Excerpts from a figure dataset
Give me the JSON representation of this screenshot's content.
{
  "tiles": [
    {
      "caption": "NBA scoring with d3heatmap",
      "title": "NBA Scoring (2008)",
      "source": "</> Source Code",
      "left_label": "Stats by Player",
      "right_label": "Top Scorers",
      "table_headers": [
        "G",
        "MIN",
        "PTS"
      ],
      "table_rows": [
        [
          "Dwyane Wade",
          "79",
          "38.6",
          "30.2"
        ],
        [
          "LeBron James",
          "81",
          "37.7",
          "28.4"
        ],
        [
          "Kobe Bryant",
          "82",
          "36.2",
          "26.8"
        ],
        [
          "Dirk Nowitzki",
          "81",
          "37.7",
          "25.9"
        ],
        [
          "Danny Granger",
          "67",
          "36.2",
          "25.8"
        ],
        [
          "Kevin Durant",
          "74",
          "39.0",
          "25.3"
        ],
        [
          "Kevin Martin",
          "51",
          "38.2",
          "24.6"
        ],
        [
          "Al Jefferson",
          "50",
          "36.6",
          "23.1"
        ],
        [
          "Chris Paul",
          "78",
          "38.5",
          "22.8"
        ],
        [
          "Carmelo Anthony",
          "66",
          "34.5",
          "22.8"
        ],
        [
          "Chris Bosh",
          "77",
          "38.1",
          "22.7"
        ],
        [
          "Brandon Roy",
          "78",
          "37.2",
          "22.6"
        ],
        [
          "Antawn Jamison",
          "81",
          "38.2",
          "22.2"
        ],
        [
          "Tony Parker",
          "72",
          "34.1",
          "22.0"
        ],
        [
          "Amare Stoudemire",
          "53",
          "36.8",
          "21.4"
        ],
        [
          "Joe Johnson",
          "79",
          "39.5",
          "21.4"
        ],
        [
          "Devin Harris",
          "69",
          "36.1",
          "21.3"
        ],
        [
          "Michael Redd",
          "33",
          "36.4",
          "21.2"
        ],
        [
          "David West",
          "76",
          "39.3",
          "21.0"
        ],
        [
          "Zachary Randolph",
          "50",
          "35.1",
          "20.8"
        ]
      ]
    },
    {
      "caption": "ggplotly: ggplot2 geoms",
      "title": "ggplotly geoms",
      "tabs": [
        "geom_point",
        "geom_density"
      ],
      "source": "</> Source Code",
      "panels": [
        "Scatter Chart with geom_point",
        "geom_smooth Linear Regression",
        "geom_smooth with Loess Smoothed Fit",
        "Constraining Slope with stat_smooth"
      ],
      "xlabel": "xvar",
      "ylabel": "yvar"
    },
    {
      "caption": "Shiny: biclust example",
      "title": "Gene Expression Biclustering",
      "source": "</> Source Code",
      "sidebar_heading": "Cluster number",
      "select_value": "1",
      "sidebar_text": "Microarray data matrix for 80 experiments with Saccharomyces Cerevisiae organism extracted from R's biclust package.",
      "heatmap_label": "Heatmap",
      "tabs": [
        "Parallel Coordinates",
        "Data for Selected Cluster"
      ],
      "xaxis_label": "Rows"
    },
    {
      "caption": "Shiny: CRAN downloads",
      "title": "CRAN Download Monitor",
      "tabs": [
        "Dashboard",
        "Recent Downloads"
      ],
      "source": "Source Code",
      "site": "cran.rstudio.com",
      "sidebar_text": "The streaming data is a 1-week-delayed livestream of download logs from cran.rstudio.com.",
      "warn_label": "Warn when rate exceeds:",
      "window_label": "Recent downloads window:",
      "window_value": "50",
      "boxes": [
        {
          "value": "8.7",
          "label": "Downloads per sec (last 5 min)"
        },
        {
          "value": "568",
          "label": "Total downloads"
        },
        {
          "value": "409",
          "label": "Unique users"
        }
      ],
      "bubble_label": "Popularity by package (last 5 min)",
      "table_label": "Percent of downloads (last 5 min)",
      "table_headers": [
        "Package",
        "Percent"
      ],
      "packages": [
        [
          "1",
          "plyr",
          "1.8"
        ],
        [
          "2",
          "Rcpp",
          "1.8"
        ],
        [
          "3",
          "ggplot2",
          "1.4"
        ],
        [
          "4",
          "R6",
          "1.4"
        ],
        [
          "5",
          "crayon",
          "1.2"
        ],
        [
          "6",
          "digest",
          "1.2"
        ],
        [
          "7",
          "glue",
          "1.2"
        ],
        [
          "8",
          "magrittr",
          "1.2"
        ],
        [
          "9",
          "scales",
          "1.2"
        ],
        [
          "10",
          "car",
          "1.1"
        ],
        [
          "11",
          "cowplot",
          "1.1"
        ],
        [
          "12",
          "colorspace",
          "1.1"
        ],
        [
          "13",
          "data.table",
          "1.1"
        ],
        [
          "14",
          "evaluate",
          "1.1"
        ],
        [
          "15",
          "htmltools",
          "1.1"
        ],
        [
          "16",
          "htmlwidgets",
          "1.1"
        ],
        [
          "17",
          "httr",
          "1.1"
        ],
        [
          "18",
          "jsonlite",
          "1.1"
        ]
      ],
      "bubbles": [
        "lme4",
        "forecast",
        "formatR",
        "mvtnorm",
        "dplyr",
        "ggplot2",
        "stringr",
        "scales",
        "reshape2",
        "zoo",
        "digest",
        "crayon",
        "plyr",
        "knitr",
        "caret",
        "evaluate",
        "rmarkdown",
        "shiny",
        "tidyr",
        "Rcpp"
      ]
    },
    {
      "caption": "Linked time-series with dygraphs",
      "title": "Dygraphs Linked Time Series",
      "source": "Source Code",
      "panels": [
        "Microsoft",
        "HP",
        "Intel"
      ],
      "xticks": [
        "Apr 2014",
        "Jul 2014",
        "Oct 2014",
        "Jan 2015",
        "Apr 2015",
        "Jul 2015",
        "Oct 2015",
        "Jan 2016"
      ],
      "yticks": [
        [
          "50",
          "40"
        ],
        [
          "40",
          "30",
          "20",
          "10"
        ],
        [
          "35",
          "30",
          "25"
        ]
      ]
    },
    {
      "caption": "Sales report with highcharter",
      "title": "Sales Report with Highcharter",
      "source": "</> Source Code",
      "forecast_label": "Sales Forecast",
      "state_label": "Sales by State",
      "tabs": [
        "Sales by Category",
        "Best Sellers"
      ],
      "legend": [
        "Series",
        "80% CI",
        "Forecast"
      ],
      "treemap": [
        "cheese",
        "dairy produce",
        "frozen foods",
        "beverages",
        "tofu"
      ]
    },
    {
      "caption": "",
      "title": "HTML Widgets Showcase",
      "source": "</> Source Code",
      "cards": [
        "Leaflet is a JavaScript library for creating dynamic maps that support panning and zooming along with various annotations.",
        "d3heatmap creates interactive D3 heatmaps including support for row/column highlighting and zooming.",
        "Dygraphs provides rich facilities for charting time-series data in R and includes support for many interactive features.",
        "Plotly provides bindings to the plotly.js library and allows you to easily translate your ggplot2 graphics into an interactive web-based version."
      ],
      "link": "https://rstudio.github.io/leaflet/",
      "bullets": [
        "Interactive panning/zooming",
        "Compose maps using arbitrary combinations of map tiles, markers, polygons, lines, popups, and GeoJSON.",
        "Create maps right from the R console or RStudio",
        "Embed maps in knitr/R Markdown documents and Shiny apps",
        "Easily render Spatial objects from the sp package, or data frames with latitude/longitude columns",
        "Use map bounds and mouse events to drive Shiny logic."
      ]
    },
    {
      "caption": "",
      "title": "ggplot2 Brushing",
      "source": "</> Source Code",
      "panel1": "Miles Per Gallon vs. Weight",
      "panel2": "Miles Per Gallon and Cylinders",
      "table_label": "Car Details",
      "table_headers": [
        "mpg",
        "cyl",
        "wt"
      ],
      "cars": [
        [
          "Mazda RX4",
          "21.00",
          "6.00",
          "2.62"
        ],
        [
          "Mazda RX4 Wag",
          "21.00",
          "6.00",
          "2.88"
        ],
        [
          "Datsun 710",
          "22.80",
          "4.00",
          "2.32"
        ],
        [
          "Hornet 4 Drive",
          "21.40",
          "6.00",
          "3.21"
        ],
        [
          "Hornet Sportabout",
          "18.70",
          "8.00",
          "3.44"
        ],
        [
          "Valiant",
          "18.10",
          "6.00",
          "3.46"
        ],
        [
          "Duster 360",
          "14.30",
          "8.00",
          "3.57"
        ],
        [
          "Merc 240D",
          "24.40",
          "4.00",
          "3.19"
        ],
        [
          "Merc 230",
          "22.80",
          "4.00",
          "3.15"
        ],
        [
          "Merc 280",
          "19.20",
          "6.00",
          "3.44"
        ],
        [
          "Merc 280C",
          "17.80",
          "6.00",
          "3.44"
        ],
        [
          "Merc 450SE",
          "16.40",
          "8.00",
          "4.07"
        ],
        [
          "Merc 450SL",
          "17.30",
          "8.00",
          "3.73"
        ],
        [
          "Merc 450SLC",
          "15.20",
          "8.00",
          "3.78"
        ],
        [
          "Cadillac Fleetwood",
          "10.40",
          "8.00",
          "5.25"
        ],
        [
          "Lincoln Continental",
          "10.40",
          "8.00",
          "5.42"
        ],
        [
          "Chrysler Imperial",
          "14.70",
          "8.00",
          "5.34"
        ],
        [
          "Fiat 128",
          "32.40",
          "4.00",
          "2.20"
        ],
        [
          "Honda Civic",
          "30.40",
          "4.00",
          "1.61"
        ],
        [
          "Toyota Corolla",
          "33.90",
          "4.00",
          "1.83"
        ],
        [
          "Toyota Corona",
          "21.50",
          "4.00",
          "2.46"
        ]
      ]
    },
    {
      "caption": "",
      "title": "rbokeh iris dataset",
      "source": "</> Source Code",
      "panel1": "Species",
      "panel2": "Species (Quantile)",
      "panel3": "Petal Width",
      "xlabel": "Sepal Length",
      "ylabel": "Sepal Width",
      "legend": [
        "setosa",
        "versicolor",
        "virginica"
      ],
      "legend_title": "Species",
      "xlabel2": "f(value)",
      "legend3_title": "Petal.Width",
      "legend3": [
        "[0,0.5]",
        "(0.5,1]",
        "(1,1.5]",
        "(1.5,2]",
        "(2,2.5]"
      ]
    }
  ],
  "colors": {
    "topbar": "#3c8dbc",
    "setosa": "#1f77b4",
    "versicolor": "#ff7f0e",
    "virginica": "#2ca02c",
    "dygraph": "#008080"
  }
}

■ REQUIRED TASK
List each line in the listing that contains the string "Recent".

■ OUTPUT BELOW
        "Recent Downloads"
      "window_label": "Recent downloads window:",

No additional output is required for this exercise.